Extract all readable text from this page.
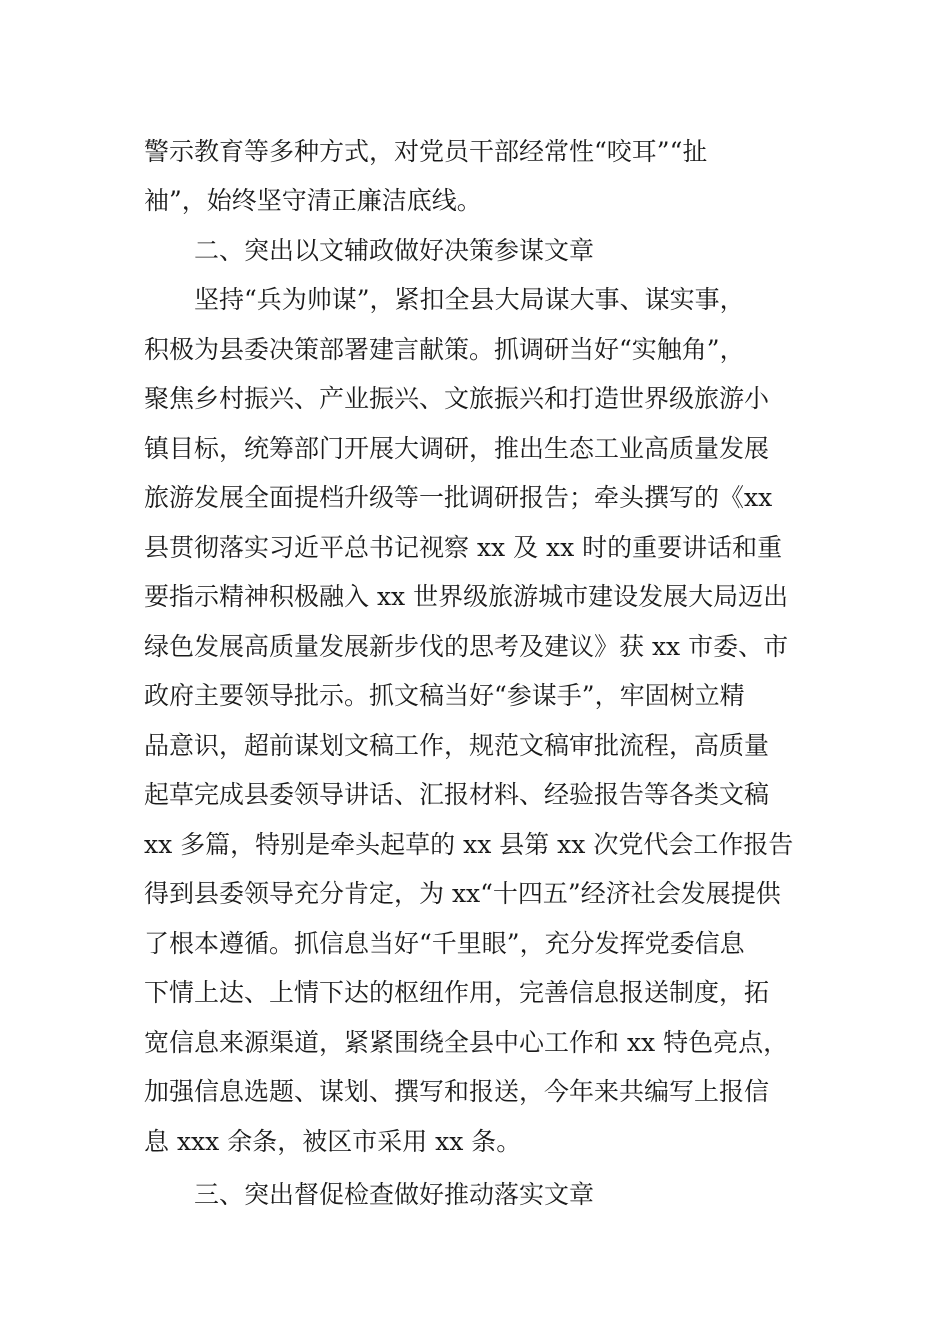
警示教育等多种方式，对党员干部经常性“咬耳”“扯
袖”，始终坚守清正廉洁底线。
二、突出以文辅政做好决策参谋文章
坚持“兵为帅谋”，紧扣全县大局谋大事、谋实事，
积极为县委决策部署建言献策。抓调研当好“实触角”，
聚焦乡村振兴、产业振兴、文旅振兴和打造世界级旅游小
镇目标，统筹部门开展大调研，推出生态工业高质量发展
旅游发展全面提档升级等一批调研报告；牵头撰写的《xx
县贯彻落实习近平总书记视察 xx 及 xx 时的重要讲话和重
要指示精神积极融入 xx 世界级旅游城市建设发展大局迈出
绿色发展高质量发展新步伐的思考及建议》获 xx 市委、市
政府主要领导批示。抓文稿当好“参谋手”，牢固树立精
品意识，超前谋划文稿工作，规范文稿审批流程，高质量
起草完成县委领导讲话、汇报材料、经验报告等各类文稿
xx 多篇，特别是牵头起草的 xx 县第 xx 次党代会工作报告
得到县委领导充分肯定，为 xx“十四五”经济社会发展提供
了根本遵循。抓信息当好“千里眼”，充分发挥党委信息
下情上达、上情下达的枢纽作用，完善信息报送制度，拓
宽信息来源渠道，紧紧围绕全县中心工作和 xx 特色亮点，
加强信息选题、谋划、撰写和报送，今年来共编写上报信
息 xxx 余条，被区市采用 xx 条。
三、突出督促检查做好推动落实文章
○ ○ ○ ○
Exercise directions
Reproduce every entry exactly, but omit each picture.

Task response
Extract all readable text from this page.
警示教育等多种方式，对党员干部经常性“咬耳”“扯
袖”，始终坚守清正廉洁底线。
二、突出以文辅政做好决策参谋文章
坚持“兵为帅谋”，紧扣全县大局谋大事、谋实事，
积极为县委决策部署建言献策。抓调研当好“实触角”，
聚焦乡村振兴、产业振兴、文旅振兴和打造世界级旅游小
镇目标，统筹部门开展大调研，推出生态工业高质量发展
旅游发展全面提档升级等一批调研报告；牵头撰写的《xx
县贯彻落实习近平总书记视察 xx 及 xx 时的重要讲话和重
要指示精神积极融入 xx 世界级旅游城市建设发展大局迈出
绿色发展高质量发展新步伐的思考及建议》获 xx 市委、市
政府主要领导批示。抓文稿当好“参谋手”，牢固树立精
品意识，超前谋划文稿工作，规范文稿审批流程，高质量
起草完成县委领导讲话、汇报材料、经验报告等各类文稿
xx 多篇，特别是牵头起草的 xx 县第 xx 次党代会工作报告
得到县委领导充分肯定，为 xx“十四五”经济社会发展提供
了根本遵循。抓信息当好“千里眼”，充分发挥党委信息
下情上达、上情下达的枢纽作用，完善信息报送制度，拓
宽信息来源渠道，紧紧围绕全县中心工作和 xx 特色亮点，
加强信息选题、谋划、撰写和报送，今年来共编写上报信
息 xxx 余条，被区市采用 xx 条。
三、突出督促检查做好推动落实文章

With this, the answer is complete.